Start of STORED ROWS

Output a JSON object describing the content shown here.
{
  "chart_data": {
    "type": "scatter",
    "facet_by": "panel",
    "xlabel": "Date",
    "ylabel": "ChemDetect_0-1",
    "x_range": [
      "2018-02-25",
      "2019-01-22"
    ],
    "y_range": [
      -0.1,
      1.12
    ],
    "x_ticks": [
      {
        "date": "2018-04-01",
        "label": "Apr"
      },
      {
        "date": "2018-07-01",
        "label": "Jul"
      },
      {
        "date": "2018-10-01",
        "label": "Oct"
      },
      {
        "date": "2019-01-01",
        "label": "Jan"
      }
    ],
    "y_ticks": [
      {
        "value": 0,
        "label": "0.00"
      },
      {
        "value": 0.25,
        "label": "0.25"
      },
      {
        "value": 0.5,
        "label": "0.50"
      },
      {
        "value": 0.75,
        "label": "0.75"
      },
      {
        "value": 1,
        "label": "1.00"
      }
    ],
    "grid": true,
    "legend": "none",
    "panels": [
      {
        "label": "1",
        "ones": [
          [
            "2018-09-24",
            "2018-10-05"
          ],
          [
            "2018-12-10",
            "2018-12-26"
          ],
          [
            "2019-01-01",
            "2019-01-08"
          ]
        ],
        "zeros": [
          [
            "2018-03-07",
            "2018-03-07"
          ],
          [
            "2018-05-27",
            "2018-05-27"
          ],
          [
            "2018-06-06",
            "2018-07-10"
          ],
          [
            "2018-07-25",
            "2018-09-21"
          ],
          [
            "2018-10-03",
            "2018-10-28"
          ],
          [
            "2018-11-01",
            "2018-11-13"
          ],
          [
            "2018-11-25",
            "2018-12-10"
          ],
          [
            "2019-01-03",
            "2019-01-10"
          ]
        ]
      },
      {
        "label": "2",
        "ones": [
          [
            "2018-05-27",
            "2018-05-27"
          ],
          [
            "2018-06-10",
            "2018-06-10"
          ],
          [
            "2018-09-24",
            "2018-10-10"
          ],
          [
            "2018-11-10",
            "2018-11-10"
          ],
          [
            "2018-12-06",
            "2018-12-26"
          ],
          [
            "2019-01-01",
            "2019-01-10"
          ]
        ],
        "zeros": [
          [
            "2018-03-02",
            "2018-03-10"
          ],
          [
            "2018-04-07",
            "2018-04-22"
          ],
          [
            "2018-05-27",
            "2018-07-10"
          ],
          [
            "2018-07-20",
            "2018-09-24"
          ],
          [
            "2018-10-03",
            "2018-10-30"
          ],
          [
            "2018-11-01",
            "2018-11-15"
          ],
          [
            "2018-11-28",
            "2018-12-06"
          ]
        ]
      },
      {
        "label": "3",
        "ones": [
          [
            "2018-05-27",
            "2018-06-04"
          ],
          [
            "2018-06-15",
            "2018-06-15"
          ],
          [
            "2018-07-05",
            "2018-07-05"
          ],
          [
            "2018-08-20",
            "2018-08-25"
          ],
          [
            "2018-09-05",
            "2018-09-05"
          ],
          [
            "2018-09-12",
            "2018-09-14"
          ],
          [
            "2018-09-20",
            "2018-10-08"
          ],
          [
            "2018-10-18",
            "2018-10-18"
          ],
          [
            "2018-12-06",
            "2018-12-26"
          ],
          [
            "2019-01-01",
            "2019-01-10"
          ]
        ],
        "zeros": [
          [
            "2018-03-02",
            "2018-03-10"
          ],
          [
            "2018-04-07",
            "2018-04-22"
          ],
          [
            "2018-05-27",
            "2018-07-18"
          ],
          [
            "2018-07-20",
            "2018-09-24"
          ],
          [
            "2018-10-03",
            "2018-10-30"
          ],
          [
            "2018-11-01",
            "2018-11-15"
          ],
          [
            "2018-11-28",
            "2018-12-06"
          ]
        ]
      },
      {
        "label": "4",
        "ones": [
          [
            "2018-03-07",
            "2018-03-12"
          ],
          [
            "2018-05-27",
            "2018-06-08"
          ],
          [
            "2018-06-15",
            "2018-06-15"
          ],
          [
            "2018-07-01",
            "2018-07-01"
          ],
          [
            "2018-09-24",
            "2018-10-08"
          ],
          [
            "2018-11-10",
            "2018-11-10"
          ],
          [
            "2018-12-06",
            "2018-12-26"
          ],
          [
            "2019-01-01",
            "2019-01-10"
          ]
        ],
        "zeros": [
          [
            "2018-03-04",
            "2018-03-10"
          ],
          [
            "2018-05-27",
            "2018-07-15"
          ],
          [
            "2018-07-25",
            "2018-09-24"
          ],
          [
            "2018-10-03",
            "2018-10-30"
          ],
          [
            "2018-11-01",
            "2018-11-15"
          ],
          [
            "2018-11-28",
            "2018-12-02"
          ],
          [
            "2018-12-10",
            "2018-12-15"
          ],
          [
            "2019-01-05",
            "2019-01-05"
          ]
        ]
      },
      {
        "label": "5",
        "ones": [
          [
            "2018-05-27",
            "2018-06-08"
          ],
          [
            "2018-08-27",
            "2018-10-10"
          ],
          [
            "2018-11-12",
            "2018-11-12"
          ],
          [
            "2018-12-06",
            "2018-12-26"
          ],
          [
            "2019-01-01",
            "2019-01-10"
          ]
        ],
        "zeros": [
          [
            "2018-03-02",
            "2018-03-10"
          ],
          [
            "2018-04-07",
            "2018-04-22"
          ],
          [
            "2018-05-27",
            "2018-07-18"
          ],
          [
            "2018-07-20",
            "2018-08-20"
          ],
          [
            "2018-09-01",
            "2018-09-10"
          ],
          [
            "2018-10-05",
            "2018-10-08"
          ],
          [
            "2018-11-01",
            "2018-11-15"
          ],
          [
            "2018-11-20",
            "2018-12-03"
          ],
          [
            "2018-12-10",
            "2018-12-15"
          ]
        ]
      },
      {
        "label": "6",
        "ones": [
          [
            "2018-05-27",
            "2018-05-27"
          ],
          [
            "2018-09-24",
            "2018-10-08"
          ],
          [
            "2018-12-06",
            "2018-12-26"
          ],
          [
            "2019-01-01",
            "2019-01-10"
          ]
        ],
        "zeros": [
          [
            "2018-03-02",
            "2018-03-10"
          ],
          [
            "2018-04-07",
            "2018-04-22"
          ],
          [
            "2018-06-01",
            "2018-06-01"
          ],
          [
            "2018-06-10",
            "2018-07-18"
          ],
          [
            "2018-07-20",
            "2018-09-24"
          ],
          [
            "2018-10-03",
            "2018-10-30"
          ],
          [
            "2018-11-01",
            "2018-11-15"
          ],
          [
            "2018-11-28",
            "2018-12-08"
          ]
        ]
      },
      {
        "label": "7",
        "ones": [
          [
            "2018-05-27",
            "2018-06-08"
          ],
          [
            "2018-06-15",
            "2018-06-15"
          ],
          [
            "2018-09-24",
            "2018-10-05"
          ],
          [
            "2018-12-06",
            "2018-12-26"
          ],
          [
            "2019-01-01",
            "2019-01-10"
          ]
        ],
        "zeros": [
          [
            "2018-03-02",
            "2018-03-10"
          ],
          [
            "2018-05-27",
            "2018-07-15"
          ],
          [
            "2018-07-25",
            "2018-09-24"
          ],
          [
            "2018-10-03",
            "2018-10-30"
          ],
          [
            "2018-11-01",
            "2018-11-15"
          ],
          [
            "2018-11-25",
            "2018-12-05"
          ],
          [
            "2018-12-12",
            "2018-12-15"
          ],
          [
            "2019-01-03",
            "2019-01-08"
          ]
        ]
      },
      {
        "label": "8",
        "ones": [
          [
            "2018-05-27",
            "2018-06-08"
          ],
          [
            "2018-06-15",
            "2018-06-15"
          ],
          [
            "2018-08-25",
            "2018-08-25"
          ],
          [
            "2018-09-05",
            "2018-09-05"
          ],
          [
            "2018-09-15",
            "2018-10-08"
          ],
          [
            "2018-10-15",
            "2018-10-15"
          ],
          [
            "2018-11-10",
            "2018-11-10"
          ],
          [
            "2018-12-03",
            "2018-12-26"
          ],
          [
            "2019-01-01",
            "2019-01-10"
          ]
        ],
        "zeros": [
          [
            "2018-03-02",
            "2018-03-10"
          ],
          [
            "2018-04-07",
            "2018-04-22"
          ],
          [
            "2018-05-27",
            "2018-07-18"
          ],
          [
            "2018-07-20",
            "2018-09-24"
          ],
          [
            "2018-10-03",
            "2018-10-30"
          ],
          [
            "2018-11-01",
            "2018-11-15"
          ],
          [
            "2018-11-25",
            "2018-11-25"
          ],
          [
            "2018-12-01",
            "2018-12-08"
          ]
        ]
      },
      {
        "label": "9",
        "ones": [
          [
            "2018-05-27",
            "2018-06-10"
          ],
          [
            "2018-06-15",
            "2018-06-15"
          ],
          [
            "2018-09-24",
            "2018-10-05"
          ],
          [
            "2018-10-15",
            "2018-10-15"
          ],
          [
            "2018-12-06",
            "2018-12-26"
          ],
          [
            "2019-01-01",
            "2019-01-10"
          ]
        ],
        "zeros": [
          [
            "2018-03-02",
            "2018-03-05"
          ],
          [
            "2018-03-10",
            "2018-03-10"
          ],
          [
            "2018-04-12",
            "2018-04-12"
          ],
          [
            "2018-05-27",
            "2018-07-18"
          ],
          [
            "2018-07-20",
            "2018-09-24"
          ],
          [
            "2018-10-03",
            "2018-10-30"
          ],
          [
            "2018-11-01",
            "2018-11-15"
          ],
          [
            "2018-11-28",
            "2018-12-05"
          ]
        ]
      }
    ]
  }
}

End of STORED ROWS

→ **INSTRUCTION**: How many lines of these entries hold the string "value"? Answer with the number alone.

→ **WRITTEN RESPONSE**: 5